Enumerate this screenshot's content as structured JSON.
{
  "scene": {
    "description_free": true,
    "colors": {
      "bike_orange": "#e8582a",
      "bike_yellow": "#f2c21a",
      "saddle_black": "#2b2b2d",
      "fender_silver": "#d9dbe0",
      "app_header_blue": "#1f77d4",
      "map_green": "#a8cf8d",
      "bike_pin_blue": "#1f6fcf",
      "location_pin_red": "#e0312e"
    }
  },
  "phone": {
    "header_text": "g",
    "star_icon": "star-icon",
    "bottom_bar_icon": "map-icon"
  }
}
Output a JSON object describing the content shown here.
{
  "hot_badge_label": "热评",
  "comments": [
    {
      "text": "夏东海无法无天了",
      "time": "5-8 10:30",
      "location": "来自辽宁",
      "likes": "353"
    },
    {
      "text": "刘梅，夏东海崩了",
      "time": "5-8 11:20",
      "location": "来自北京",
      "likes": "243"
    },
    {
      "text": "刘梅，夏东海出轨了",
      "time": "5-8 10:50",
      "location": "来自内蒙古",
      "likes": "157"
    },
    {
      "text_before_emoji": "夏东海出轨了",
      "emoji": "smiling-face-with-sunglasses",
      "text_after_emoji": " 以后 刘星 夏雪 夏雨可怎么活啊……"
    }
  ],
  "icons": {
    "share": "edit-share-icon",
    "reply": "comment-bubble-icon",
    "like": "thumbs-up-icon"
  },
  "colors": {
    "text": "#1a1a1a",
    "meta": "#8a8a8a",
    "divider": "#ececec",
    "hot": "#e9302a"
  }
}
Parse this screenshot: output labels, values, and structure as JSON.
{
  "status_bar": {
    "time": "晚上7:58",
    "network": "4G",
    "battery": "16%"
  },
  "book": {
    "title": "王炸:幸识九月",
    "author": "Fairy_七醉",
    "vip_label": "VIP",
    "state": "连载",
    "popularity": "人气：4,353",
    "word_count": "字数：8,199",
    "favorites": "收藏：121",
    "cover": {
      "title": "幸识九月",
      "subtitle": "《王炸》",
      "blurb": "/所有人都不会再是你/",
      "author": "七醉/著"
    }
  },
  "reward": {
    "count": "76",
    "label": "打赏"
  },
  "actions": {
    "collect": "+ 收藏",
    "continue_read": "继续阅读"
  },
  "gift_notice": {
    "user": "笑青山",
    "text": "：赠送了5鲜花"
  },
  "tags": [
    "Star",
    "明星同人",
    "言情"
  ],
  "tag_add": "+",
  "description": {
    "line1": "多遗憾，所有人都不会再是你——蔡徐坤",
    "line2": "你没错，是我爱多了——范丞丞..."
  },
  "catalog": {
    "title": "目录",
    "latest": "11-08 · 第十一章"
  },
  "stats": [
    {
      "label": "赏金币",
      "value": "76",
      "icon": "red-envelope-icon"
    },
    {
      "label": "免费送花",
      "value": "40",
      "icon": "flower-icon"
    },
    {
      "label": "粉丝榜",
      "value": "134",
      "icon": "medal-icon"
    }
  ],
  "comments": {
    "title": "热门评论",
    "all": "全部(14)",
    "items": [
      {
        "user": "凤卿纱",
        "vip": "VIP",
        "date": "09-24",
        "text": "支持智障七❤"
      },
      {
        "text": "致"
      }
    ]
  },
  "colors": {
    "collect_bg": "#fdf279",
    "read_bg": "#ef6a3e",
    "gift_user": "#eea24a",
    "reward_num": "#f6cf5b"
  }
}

☆ ☆ ☆ ☆ ☆

Task statement → Your task is to repeat the data exactly; please include every line.

Result of this task →
Enumerate this screenshot's content as structured JSON.
{
  "scene": {
    "description_free": true,
    "colors": {
      "bike_orange": "#e8582a",
      "bike_yellow": "#f2c21a",
      "saddle_black": "#2b2b2d",
      "fender_silver": "#d9dbe0",
      "app_header_blue": "#1f77d4",
      "map_green": "#a8cf8d",
      "bike_pin_blue": "#1f6fcf",
      "location_pin_red": "#e0312e"
    }
  },
  "phone": {
    "header_text": "g",
    "star_icon": "star-icon",
    "bottom_bar_icon": "map-icon"
  }
}
Output a JSON object describing the content shown here.
{
  "hot_badge_label": "热评",
  "comments": [
    {
      "text": "夏东海无法无天了",
      "time": "5-8 10:30",
      "location": "来自辽宁",
      "likes": "353"
    },
    {
      "text": "刘梅，夏东海崩了",
      "time": "5-8 11:20",
      "location": "来自北京",
      "likes": "243"
    },
    {
      "text": "刘梅，夏东海出轨了",
      "time": "5-8 10:50",
      "location": "来自内蒙古",
      "likes": "157"
    },
    {
      "text_before_emoji": "夏东海出轨了",
      "emoji": "smiling-face-with-sunglasses",
      "text_after_emoji": " 以后 刘星 夏雪 夏雨可怎么活啊……"
    }
  ],
  "icons": {
    "share": "edit-share-icon",
    "reply": "comment-bubble-icon",
    "like": "thumbs-up-icon"
  },
  "colors": {
    "text": "#1a1a1a",
    "meta": "#8a8a8a",
    "divider": "#ececec",
    "hot": "#e9302a"
  }
}
Parse this screenshot: output labels, values, and structure as JSON.
{
  "status_bar": {
    "time": "晚上7:58",
    "network": "4G",
    "battery": "16%"
  },
  "book": {
    "title": "王炸:幸识九月",
    "author": "Fairy_七醉",
    "vip_label": "VIP",
    "state": "连载",
    "popularity": "人气：4,353",
    "word_count": "字数：8,199",
    "favorites": "收藏：121",
    "cover": {
      "title": "幸识九月",
      "subtitle": "《王炸》",
      "blurb": "/所有人都不会再是你/",
      "author": "七醉/著"
    }
  },
  "reward": {
    "count": "76",
    "label": "打赏"
  },
  "actions": {
    "collect": "+ 收藏",
    "continue_read": "继续阅读"
  },
  "gift_notice": {
    "user": "笑青山",
    "text": "：赠送了5鲜花"
  },
  "tags": [
    "Star",
    "明星同人",
    "言情"
  ],
  "tag_add": "+",
  "description": {
    "line1": "多遗憾，所有人都不会再是你——蔡徐坤",
    "line2": "你没错，是我爱多了——范丞丞..."
  },
  "catalog": {
    "title": "目录",
    "latest": "11-08 · 第十一章"
  },
  "stats": [
    {
      "label": "赏金币",
      "value": "76",
      "icon": "red-envelope-icon"
    },
    {
      "label": "免费送花",
      "value": "40",
      "icon": "flower-icon"
    },
    {
      "label": "粉丝榜",
      "value": "134",
      "icon": "medal-icon"
    }
  ],
  "comments": {
    "title": "热门评论",
    "all": "全部(14)",
    "items": [
      {
        "user": "凤卿纱",
        "vip": "VIP",
        "date": "09-24",
        "text": "支持智障七❤"
      },
      {
        "text": "致"
      }
    ]
  },
  "colors": {
    "collect_bg": "#fdf279",
    "read_bg": "#ef6a3e",
    "gift_user": "#eea24a",
    "reward_num": "#f6cf5b"
  }
}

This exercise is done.